Enunciado da tarefa:
No relato da viagem ao Kilimanjaro e safari, em que local ocorreu o episódio do almoço em que o grupo foi atacado por pequenas aves de rapina?

┌─ Excerto selecionado

Experiência
de Viagem: Kilimanjaro e Safari, Tanzânia
No Kilimanjaro, o ambiente
do grupo e entre os grupos foi fantástico, a ascensão
dura e fabulosa ao mesmo tempo, terrível e fantástica
simultaneamente, os guias e carregadores extremamente
cordiais e educados.
Os guias do Kilimanjaro empenharam-se fortemente em maximizar
as hipóteses de sucesso do grupo, que no nosso caso, foram
de 100%, em atingir o topo.
Na altura da gorjeta, que afinal é obrigatória,
os guias e carregadores mostraram-nos claramente o seu desagrado,
por aquilo que consideravam insuficiente, e que afinal, viemos
a descobrir, ter havido entre eles falta de honestidade e justiça
na repartição das mesmas.
O guia do Safari era simpático e divertido, e o cozinheiro
excelente!!!
O Safari em si, foi a meu ver, muito emocionante, já que
os animais selvagens foram poucos mas bons! Tivemos 2 episódios
anedóticos que ocorreram durante as nossas pausas para
almoço:
Um deles ocorreu na cratera de N'Gorongoro em que o guia nos
avisou de que seria aconselhável comermos o nosso almoço
dentro da furgoneta e abdicarmos de o fazer no exterior, apesar
de ser permitido, o local aprazível e o tempo estar fantástico
- motivo: os pássaros! Desprezámos o aviso, rimos
do seu sentido de humor, pegámos no farnel e saímos
do carro para fazer o nosso pic-nic. Ao fim de alguns segundos,
começamos a sofrer um ataque por parte de umas pequenas
aves de rapina , tipo milhafre, cuja ferocidade terão
deixado envergonhados os Pássaros de Hitchcock! De realçar
que a velocidade e a perícia dos ditos pássaros
era tal, que em menos de um minuto, alguns de nós se viram
despojados de parte substancial do almoço; o incidente
terminou com uma rápida retirada para dentro do veiculo,
onde acabámos de comer o que sobrava do almoço!

└─
┌─ Linhas listadas

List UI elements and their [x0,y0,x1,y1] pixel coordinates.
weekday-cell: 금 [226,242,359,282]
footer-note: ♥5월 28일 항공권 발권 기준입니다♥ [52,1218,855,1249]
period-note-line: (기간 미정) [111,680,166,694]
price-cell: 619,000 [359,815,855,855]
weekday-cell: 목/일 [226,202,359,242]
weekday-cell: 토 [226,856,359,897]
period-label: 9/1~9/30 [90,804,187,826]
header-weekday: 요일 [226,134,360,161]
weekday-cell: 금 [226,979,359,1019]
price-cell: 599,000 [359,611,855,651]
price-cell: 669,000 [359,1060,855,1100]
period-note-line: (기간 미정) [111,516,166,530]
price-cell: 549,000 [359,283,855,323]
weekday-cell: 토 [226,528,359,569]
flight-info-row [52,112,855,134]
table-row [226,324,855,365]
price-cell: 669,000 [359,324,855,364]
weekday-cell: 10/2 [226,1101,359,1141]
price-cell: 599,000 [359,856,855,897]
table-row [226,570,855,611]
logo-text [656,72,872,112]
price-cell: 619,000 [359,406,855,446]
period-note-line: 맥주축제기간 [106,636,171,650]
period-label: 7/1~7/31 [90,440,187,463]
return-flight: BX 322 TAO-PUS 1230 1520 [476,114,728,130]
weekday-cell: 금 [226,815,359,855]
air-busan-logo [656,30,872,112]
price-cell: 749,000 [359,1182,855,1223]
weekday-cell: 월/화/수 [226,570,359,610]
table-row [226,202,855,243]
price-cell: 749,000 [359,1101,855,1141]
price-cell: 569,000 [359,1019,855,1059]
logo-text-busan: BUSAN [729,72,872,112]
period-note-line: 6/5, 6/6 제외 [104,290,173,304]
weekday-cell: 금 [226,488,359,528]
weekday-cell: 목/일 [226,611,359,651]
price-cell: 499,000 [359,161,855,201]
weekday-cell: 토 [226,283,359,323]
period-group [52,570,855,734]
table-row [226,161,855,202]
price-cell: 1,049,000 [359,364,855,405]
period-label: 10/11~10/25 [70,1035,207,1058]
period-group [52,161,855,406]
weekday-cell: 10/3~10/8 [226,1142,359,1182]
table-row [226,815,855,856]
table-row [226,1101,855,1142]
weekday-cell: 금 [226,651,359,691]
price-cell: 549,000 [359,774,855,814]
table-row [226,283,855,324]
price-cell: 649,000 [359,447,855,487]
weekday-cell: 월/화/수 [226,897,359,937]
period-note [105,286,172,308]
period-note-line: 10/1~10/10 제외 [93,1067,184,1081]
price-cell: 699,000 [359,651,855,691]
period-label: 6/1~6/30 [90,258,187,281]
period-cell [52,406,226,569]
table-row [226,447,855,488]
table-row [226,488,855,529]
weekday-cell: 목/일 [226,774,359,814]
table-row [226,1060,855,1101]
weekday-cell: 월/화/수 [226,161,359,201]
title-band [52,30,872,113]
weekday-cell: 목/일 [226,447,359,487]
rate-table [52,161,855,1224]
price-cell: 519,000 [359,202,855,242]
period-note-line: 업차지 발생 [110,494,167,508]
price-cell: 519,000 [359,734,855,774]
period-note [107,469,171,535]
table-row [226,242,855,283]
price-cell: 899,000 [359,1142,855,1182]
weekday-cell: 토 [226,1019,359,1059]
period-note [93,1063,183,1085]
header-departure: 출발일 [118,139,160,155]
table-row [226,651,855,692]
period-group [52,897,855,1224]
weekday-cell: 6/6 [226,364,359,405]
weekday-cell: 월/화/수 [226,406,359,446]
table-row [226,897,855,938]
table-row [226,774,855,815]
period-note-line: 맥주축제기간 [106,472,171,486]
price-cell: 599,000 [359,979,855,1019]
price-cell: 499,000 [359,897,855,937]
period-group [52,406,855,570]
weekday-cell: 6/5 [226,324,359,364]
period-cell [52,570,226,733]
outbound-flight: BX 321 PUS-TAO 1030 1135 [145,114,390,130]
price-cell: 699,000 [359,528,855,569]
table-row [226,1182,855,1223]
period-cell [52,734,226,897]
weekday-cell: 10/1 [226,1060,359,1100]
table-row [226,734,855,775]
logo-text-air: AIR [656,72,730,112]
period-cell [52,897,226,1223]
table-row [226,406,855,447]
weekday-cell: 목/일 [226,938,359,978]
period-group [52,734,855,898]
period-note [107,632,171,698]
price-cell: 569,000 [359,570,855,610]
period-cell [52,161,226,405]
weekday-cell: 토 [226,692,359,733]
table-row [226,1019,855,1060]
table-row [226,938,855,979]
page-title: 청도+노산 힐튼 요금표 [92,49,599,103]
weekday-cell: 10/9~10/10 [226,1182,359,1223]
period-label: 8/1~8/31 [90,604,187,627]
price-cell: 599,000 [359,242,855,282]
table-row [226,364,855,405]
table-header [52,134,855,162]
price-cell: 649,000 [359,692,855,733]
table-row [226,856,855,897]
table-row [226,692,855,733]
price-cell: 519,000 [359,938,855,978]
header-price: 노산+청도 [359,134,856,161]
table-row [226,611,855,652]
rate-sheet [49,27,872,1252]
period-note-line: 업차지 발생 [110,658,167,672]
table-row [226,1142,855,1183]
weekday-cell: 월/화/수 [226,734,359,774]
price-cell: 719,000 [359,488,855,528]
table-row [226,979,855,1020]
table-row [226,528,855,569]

└─

Resultado:
Na cratera de N'Gorongoro.